Send back all the data below, exactly as given.

Stored records
** BEGIN **
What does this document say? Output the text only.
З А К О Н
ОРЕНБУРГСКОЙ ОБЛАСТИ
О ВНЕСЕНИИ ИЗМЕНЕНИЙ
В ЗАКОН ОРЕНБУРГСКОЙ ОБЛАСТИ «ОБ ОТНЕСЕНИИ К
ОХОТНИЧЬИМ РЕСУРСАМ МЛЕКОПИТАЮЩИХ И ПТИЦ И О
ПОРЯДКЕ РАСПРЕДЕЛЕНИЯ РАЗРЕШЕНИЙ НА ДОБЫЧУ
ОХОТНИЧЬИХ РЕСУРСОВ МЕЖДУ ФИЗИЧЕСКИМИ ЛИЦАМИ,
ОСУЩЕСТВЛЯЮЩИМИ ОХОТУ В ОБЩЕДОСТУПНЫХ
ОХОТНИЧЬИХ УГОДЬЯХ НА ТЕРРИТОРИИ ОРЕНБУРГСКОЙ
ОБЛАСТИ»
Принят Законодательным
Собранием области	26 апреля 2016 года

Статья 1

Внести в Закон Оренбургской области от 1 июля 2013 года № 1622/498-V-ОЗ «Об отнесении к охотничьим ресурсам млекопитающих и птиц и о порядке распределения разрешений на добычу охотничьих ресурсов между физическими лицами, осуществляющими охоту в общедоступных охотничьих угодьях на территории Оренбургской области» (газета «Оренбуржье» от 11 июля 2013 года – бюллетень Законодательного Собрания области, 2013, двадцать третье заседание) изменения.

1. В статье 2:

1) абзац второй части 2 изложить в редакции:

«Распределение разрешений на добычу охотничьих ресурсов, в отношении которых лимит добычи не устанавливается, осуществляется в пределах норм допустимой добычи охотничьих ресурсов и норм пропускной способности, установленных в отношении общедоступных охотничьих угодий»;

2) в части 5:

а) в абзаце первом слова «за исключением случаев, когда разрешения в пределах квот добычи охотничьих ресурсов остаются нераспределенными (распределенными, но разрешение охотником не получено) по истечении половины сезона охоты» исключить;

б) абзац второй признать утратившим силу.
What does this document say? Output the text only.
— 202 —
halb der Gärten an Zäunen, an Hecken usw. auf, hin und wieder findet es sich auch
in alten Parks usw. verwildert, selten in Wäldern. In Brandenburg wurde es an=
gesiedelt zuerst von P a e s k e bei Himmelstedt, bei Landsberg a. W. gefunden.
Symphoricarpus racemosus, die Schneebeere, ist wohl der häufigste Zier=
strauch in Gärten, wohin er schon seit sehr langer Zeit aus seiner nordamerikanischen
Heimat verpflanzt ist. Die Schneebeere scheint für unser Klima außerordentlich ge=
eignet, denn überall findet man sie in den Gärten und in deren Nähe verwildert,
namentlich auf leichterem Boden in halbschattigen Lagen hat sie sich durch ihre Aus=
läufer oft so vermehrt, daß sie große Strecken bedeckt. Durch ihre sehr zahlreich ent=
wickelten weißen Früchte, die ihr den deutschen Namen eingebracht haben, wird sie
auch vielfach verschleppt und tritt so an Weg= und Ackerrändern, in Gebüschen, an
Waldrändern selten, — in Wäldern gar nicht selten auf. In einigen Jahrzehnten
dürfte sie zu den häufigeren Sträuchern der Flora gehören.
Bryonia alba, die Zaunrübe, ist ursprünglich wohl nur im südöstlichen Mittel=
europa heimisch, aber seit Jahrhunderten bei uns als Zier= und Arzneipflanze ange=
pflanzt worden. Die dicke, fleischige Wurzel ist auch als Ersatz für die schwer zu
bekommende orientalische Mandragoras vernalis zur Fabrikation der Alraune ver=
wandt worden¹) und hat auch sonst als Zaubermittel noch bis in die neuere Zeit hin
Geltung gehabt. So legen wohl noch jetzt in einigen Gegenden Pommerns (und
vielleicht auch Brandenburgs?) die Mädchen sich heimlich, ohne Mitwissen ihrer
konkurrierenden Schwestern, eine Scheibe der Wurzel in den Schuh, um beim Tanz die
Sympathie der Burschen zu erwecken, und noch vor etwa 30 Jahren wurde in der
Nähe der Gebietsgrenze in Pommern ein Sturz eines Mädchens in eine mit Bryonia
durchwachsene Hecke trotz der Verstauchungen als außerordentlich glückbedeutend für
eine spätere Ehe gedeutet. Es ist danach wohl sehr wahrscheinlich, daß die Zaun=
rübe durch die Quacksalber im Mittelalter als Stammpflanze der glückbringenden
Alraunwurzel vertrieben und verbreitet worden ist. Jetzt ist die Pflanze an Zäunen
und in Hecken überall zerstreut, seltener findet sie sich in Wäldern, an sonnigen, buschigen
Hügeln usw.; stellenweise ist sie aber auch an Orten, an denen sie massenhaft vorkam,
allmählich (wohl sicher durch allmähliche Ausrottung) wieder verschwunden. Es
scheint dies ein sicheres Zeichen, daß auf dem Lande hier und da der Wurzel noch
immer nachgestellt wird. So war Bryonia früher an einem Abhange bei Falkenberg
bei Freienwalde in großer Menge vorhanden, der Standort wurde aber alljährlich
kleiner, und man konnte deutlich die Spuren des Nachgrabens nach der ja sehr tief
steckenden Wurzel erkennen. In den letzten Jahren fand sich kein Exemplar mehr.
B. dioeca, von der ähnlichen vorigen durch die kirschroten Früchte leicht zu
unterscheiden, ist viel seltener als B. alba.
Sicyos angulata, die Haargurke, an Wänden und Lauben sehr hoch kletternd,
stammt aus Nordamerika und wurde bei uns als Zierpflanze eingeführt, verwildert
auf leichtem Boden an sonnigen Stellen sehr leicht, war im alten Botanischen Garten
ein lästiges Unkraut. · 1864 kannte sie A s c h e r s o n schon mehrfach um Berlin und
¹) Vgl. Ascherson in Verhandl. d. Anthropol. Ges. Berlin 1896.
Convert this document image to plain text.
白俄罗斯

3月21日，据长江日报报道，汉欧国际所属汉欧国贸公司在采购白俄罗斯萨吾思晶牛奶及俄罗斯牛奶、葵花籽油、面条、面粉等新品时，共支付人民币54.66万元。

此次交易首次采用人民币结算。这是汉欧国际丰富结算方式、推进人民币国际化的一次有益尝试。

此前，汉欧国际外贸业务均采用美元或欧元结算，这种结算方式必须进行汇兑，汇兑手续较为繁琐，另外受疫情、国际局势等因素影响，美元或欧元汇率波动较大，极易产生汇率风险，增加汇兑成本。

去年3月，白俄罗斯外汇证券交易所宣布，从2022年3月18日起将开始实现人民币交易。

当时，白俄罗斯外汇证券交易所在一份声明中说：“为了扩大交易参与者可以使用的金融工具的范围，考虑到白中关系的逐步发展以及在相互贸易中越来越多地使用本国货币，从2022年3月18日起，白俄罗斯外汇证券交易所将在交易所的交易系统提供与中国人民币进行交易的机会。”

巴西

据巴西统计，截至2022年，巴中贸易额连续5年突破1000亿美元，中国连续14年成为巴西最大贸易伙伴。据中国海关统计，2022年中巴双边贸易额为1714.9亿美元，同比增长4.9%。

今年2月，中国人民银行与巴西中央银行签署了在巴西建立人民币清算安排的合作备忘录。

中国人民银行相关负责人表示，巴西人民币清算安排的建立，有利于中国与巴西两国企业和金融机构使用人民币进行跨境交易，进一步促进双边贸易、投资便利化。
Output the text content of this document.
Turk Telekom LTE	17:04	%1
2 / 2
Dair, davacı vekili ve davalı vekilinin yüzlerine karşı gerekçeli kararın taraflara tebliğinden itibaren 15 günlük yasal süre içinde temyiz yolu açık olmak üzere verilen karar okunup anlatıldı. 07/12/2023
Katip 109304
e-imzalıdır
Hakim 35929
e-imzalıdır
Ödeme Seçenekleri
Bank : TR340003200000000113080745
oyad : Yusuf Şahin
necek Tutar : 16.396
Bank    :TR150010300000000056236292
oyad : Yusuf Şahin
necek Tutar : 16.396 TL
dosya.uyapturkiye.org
** END **
### Full output
What does this document say? Output the text only.
З А К О Н
ОРЕНБУРГСКОЙ ОБЛАСТИ
О ВНЕСЕНИИ ИЗМЕНЕНИЙ
В ЗАКОН ОРЕНБУРГСКОЙ ОБЛАСТИ «ОБ ОТНЕСЕНИИ К
ОХОТНИЧЬИМ РЕСУРСАМ МЛЕКОПИТАЮЩИХ И ПТИЦ И О
ПОРЯДКЕ РАСПРЕДЕЛЕНИЯ РАЗРЕШЕНИЙ НА ДОБЫЧУ
ОХОТНИЧЬИХ РЕСУРСОВ МЕЖДУ ФИЗИЧЕСКИМИ ЛИЦАМИ,
ОСУЩЕСТВЛЯЮЩИМИ ОХОТУ В ОБЩЕДОСТУПНЫХ
ОХОТНИЧЬИХ УГОДЬЯХ НА ТЕРРИТОРИИ ОРЕНБУРГСКОЙ
ОБЛАСТИ»
Принят Законодательным
Собранием области	26 апреля 2016 года

Статья 1

Внести в Закон Оренбургской области от 1 июля 2013 года № 1622/498-V-ОЗ «Об отнесении к охотничьим ресурсам млекопитающих и птиц и о порядке распределения разрешений на добычу охотничьих ресурсов между физическими лицами, осуществляющими охоту в общедоступных охотничьих угодьях на территории Оренбургской области» (газета «Оренбуржье» от 11 июля 2013 года – бюллетень Законодательного Собрания области, 2013, двадцать третье заседание) изменения.

1. В статье 2:

1) абзац второй части 2 изложить в редакции:

«Распределение разрешений на добычу охотничьих ресурсов, в отношении которых лимит добычи не устанавливается, осуществляется в пределах норм допустимой добычи охотничьих ресурсов и норм пропускной способности, установленных в отношении общедоступных охотничьих угодий»;

2) в части 5:

а) в абзаце первом слова «за исключением случаев, когда разрешения в пределах квот добычи охотничьих ресурсов остаются нераспределенными (распределенными, но разрешение охотником не получено) по истечении половины сезона охоты» исключить;

б) абзац второй признать утратившим силу.
What does this document say? Output the text only.
— 202 —
halb der Gärten an Zäunen, an Hecken usw. auf, hin und wieder findet es sich auch
in alten Parks usw. verwildert, selten in Wäldern. In Brandenburg wurde es an=
gesiedelt zuerst von P a e s k e bei Himmelstedt, bei Landsberg a. W. gefunden.
Symphoricarpus racemosus, die Schneebeere, ist wohl der häufigste Zier=
strauch in Gärten, wohin er schon seit sehr langer Zeit aus seiner nordamerikanischen
Heimat verpflanzt ist. Die Schneebeere scheint für unser Klima außerordentlich ge=
eignet, denn überall findet man sie in den Gärten und in deren Nähe verwildert,
namentlich auf leichterem Boden in halbschattigen Lagen hat sie sich durch ihre Aus=
läufer oft so vermehrt, daß sie große Strecken bedeckt. Durch ihre sehr zahlreich ent=
wickelten weißen Früchte, die ihr den deutschen Namen eingebracht haben, wird sie
auch vielfach verschleppt und tritt so an Weg= und Ackerrändern, in Gebüschen, an
Waldrändern selten, — in Wäldern gar nicht selten auf. In einigen Jahrzehnten
dürfte sie zu den häufigeren Sträuchern der Flora gehören.
Bryonia alba, die Zaunrübe, ist ursprünglich wohl nur im südöstlichen Mittel=
europa heimisch, aber seit Jahrhunderten bei uns als Zier= und Arzneipflanze ange=
pflanzt worden. Die dicke, fleischige Wurzel ist auch als Ersatz für die schwer zu
bekommende orientalische Mandragoras vernalis zur Fabrikation der Alraune ver=
wandt worden¹) und hat auch sonst als Zaubermittel noch bis in die neuere Zeit hin
Geltung gehabt. So legen wohl noch jetzt in einigen Gegenden Pommerns (und
vielleicht auch Brandenburgs?) die Mädchen sich heimlich, ohne Mitwissen ihrer
konkurrierenden Schwestern, eine Scheibe der Wurzel in den Schuh, um beim Tanz die
Sympathie der Burschen zu erwecken, und noch vor etwa 30 Jahren wurde in der
Nähe der Gebietsgrenze in Pommern ein Sturz eines Mädchens in eine mit Bryonia
durchwachsene Hecke trotz der Verstauchungen als außerordentlich glückbedeutend für
eine spätere Ehe gedeutet. Es ist danach wohl sehr wahrscheinlich, daß die Zaun=
rübe durch die Quacksalber im Mittelalter als Stammpflanze der glückbringenden
Alraunwurzel vertrieben und verbreitet worden ist. Jetzt ist die Pflanze an Zäunen
und in Hecken überall zerstreut, seltener findet sie sich in Wäldern, an sonnigen, buschigen
Hügeln usw.; stellenweise ist sie aber auch an Orten, an denen sie massenhaft vorkam,
allmählich (wohl sicher durch allmähliche Ausrottung) wieder verschwunden. Es
scheint dies ein sicheres Zeichen, daß auf dem Lande hier und da der Wurzel noch
immer nachgestellt wird. So war Bryonia früher an einem Abhange bei Falkenberg
bei Freienwalde in großer Menge vorhanden, der Standort wurde aber alljährlich
kleiner, und man konnte deutlich die Spuren des Nachgrabens nach der ja sehr tief
steckenden Wurzel erkennen. In den letzten Jahren fand sich kein Exemplar mehr.
B. dioeca, von der ähnlichen vorigen durch die kirschroten Früchte leicht zu
unterscheiden, ist viel seltener als B. alba.
Sicyos angulata, die Haargurke, an Wänden und Lauben sehr hoch kletternd,
stammt aus Nordamerika und wurde bei uns als Zierpflanze eingeführt, verwildert
auf leichtem Boden an sonnigen Stellen sehr leicht, war im alten Botanischen Garten
ein lästiges Unkraut. · 1864 kannte sie A s c h e r s o n schon mehrfach um Berlin und
¹) Vgl. Ascherson in Verhandl. d. Anthropol. Ges. Berlin 1896.
Convert this document image to plain text.
白俄罗斯

3月21日，据长江日报报道，汉欧国际所属汉欧国贸公司在采购白俄罗斯萨吾思晶牛奶及俄罗斯牛奶、葵花籽油、面条、面粉等新品时，共支付人民币54.66万元。

此次交易首次采用人民币结算。这是汉欧国际丰富结算方式、推进人民币国际化的一次有益尝试。

此前，汉欧国际外贸业务均采用美元或欧元结算，这种结算方式必须进行汇兑，汇兑手续较为繁琐，另外受疫情、国际局势等因素影响，美元或欧元汇率波动较大，极易产生汇率风险，增加汇兑成本。

去年3月，白俄罗斯外汇证券交易所宣布，从2022年3月18日起将开始实现人民币交易。

当时，白俄罗斯外汇证券交易所在一份声明中说：“为了扩大交易参与者可以使用的金融工具的范围，考虑到白中关系的逐步发展以及在相互贸易中越来越多地使用本国货币，从2022年3月18日起，白俄罗斯外汇证券交易所将在交易所的交易系统提供与中国人民币进行交易的机会。”

巴西

据巴西统计，截至2022年，巴中贸易额连续5年突破1000亿美元，中国连续14年成为巴西最大贸易伙伴。据中国海关统计，2022年中巴双边贸易额为1714.9亿美元，同比增长4.9%。

今年2月，中国人民银行与巴西中央银行签署了在巴西建立人民币清算安排的合作备忘录。

中国人民银行相关负责人表示，巴西人民币清算安排的建立，有利于中国与巴西两国企业和金融机构使用人民币进行跨境交易，进一步促进双边贸易、投资便利化。
Output the text content of this document.
Turk Telekom LTE	17:04	%1
2 / 2
Dair, davacı vekili ve davalı vekilinin yüzlerine karşı gerekçeli kararın taraflara tebliğinden itibaren 15 günlük yasal süre içinde temyiz yolu açık olmak üzere verilen karar okunup anlatıldı. 07/12/2023
Katip 109304
e-imzalıdır
Hakim 35929
e-imzalıdır
Ödeme Seçenekleri
Bank : TR340003200000000113080745
oyad : Yusuf Şahin
necek Tutar : 16.396
Bank    :TR150010300000000056236292
oyad : Yusuf Şahin
necek Tutar : 16.396 TL
dosya.uyapturkiye.org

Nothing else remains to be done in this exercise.